| DATA LISTING |
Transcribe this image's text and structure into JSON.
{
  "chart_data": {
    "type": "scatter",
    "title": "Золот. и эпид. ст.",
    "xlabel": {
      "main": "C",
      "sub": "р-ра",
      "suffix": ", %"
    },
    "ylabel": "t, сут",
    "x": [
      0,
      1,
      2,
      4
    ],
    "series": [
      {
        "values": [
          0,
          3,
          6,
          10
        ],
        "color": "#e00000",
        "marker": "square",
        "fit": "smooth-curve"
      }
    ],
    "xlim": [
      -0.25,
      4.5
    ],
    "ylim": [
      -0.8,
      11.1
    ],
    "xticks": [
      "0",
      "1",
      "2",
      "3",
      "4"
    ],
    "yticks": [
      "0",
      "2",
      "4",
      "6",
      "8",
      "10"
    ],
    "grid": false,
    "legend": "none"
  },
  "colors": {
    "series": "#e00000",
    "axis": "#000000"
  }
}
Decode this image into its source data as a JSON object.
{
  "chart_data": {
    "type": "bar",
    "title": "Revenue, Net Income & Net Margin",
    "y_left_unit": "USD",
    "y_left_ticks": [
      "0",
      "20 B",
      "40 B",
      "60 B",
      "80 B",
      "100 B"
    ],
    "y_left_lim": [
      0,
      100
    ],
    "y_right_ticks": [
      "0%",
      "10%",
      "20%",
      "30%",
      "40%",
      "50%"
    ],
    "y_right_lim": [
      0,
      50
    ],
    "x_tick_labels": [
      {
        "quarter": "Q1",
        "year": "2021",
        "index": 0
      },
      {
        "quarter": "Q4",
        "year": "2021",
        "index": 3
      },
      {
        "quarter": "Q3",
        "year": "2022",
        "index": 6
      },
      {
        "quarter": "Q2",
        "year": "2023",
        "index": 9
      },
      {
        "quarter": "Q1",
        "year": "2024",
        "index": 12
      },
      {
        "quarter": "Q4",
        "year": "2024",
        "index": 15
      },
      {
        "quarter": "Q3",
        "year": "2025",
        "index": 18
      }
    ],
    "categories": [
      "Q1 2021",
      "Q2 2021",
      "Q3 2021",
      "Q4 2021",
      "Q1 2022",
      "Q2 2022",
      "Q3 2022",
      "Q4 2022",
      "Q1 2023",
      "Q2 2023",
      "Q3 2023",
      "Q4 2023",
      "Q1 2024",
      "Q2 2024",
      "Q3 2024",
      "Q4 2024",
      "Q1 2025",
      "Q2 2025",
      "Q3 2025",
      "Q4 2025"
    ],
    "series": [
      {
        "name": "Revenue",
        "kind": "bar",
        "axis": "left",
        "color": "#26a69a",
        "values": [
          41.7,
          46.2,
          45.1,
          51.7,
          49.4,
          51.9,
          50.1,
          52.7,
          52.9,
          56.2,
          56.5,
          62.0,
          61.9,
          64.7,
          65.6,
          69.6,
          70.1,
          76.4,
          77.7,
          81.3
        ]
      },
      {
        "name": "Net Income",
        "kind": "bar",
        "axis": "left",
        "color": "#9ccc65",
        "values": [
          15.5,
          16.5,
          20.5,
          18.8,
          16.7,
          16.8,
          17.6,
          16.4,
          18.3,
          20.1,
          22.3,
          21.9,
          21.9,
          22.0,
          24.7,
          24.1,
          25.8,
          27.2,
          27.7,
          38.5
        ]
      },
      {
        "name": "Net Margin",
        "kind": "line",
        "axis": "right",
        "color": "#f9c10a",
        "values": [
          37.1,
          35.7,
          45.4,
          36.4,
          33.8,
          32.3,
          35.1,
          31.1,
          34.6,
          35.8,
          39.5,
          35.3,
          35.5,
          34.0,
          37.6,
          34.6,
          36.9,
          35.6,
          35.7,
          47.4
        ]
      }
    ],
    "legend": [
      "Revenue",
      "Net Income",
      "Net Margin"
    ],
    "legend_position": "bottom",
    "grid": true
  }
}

| STATED PROBLEM |
Give the number of lines in the listing above that contain "title", and nothing else.

| FINAL RESULT |
2